Whenever a line contains the string "interface", copy it out of the entries.

[Data entries]
- - -

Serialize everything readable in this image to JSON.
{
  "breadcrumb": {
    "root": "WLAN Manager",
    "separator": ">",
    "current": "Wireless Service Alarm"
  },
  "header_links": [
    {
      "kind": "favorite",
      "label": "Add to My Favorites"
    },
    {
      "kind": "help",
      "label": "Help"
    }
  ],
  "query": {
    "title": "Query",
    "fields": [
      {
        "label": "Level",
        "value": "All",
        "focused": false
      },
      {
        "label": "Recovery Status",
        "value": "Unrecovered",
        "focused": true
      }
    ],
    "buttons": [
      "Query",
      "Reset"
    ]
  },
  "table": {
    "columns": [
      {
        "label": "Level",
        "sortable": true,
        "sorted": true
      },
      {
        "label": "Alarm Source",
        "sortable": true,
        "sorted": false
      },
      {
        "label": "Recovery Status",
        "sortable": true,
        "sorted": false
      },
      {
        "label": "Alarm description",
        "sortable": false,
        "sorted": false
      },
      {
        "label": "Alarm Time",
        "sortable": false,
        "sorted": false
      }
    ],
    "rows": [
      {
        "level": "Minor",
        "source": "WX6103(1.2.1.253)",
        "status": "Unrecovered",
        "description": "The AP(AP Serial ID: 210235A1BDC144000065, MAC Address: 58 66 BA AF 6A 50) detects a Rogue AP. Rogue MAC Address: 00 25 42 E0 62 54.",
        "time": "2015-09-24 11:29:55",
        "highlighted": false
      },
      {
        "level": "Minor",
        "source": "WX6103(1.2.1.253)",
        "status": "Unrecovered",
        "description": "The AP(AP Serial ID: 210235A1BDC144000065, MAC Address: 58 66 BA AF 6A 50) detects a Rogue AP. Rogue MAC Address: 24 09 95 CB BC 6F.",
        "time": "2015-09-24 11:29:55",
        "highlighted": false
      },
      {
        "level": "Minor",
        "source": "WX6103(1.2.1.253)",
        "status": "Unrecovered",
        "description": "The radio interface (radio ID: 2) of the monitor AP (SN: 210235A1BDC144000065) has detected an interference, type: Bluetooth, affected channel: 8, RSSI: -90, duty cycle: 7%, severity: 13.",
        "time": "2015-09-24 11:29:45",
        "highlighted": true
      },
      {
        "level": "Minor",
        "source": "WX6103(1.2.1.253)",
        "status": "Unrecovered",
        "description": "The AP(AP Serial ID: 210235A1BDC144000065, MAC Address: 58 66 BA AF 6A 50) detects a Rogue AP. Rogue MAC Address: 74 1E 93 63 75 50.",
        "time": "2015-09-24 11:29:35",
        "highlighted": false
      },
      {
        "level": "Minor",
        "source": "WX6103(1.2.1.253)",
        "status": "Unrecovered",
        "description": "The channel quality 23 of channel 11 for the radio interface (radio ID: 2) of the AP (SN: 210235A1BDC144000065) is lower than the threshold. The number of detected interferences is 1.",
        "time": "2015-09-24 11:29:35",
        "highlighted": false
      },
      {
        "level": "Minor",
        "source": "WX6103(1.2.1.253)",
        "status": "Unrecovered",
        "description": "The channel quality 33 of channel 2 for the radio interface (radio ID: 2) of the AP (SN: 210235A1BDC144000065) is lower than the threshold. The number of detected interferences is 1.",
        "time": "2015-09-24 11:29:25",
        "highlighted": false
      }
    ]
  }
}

- - -

Written answer:
        "description": "The radio interface (radio ID: 2) of the monitor AP (SN: 210235A1BDC144000065) has detected an interference, type: Bluetooth, affected channel: 8, RSSI: -90, duty cycle: 7%, severity: 13.",
        "description": "The channel quality 23 of channel 11 for the radio interface (radio ID: 2) of the AP (SN: 210235A1BDC144000065) is lower than the threshold. The number of detected interferences is 1.",
        "description": "The channel quality 33 of channel 2 for the radio interface (radio ID: 2) of the AP (SN: 210235A1BDC144000065) is lower than the threshold. The number of detected interferences is 1.",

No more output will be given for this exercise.